* **WHAT THE EXERCISE ASKS**: Present each line of the entries below that holds the word "data".
* Begin *
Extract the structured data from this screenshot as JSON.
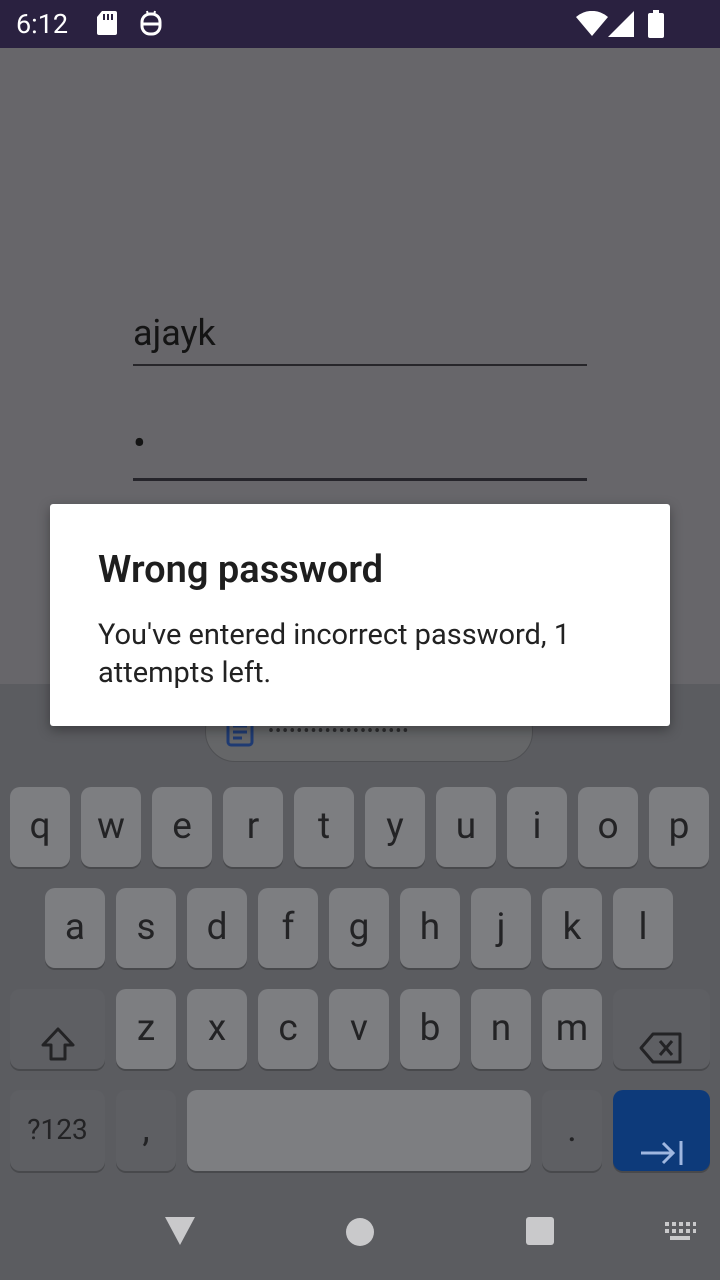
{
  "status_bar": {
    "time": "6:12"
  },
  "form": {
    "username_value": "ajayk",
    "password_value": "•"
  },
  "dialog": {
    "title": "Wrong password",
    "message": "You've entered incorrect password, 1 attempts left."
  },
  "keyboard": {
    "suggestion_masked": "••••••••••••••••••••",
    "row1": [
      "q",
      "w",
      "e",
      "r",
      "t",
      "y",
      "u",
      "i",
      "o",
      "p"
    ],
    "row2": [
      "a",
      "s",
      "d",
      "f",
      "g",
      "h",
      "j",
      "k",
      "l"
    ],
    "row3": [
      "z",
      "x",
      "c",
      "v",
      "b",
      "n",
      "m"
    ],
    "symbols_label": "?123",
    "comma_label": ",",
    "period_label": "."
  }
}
* End *
* Begin *
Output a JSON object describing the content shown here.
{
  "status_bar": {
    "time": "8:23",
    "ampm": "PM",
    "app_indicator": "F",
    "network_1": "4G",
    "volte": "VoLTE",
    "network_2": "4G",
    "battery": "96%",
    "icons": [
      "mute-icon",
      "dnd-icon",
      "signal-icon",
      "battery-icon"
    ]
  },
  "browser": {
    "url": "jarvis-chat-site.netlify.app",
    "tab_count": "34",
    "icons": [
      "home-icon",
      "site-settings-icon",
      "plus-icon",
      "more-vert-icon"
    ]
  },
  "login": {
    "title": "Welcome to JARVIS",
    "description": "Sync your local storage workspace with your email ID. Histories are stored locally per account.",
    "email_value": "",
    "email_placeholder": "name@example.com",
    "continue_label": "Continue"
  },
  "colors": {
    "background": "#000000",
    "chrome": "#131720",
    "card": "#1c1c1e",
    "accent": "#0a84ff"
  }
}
* End *
* Begin *
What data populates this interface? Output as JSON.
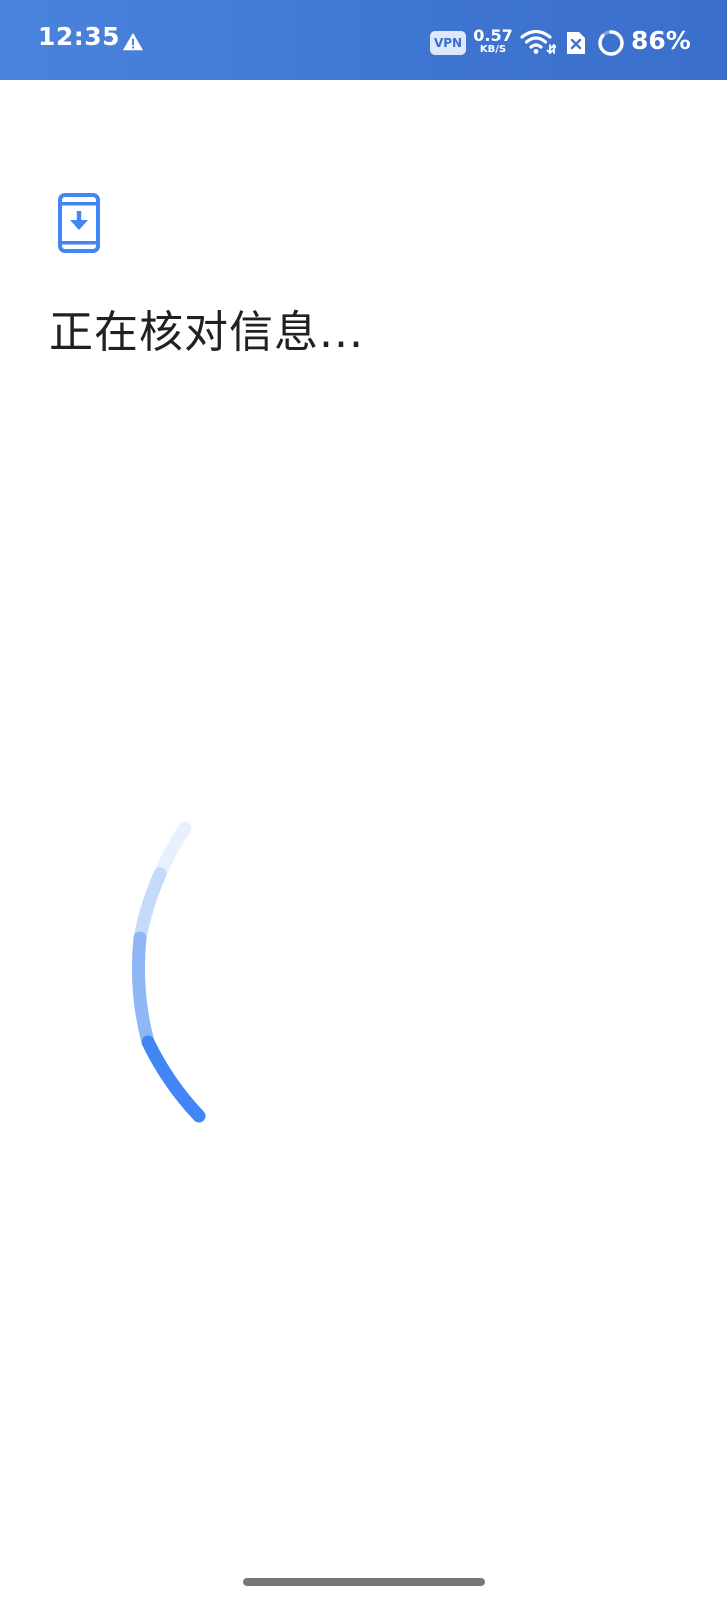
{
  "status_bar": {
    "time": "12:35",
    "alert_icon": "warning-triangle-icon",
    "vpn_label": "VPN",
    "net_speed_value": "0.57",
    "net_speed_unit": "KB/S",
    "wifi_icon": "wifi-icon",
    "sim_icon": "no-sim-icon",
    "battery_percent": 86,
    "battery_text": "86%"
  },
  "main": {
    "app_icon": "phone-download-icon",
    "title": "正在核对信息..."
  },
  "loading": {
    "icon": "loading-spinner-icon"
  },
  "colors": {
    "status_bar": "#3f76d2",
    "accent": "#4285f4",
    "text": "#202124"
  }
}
* End *
* **OUTPUT FOR THIS EXERCISE**:
Extract the structured data from this screenshot as JSON.
What data populates this interface? Output as JSON.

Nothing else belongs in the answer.